# start of Source document

A town or parish council is likely to represent itself at examination (potentially with expert assistance as it deems necessary). Wealden District Council’s role is to offer support in the process prior to examination. The costs incurred by the examination will be paid for by the local planning authority. The parish council preparing the plan would be responsible for paying for any additional support such as consultants or expert witnesses appearing at examination. However, there is unlikely to be a need for this as the government expects examinations to be ‘light touch’. Examinations are only expected to consider whether a plan complies with basic conditions and legal requirements, and aligns with national and local policy. Any significant problems should have been resolved through support offered by Wealden District Council prior to the examination beginning.

How does the referendum work?

Community support is essential before any neighbourhood plan is adopted and used in planning decisions. If the Neighbourhood Plan is found to be satisfactory with modifications at examination then Wealden will arrange for a referendum to take place. At referendum members of the community will have the final say in voting for or against the neighbourhood planning document.

# end of Source document
# start of Supplied material

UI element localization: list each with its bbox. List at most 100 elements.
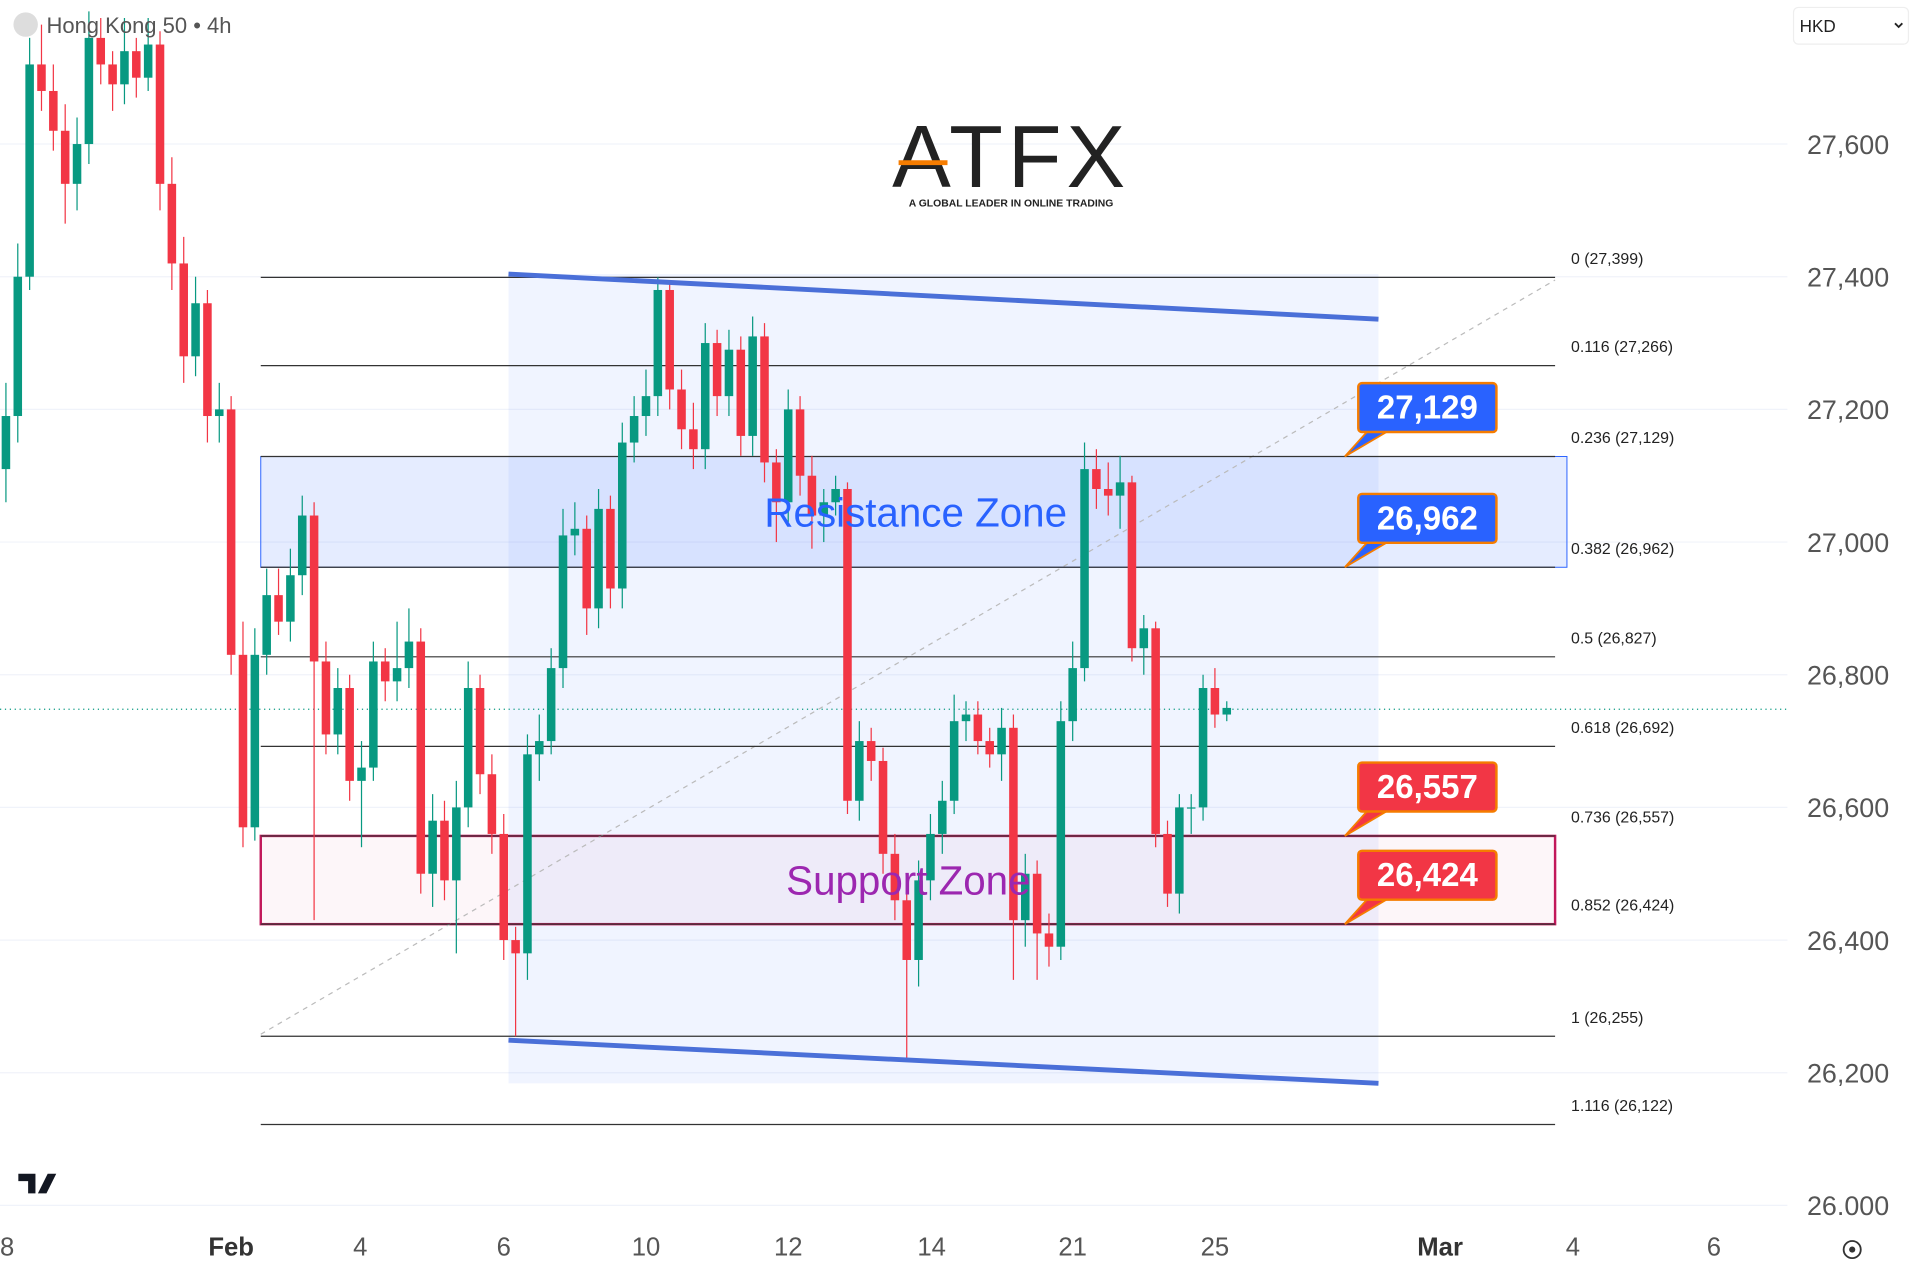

# end of Supplied material

Tasks to carry out →
1) In the neighbourhood planning text, who pays the costs incurred by the examination?
2) Continue the neighbourhood planning text from where it stops.

Exercise responses →
1) The local planning authority pays them.

2)
If the majority of those who vote support the document, Wealden District Council are required to adopt it. If the majority votes against, the District Council and SDNPA would not be able to adopt the document.

Guidance available via the links in our Wealden Guide to Neighbourhood Planning and Questionnaire offers advice on generating community buy-in in the early stages of plan preparation and ensuring that plan makers respond appropriately to comments they receive during the plan-making process.

The local planning authorities have produced documents that may be of use to neighbourhood planning. Can communities use these documents?

Wealden District Council have produced and commissioned evidence as part of the production process of developing Local Plan documents including the emerging Wealden Local Plan. These evidence base documents can be found on the Planning Policy pages of the website.

Where can I find additional information on neighbourhood planning?

There is a range of information available on Wealden’s neighbourhood planning resources webpage, including a Wealden Guide to Neighbourhood Planning and Questionnaire. We have also reviewed the best available information and guides from Government, other local authorities, and organisations including charities and have provided links to these. This resource is updated as and when new information and guidance becomes available.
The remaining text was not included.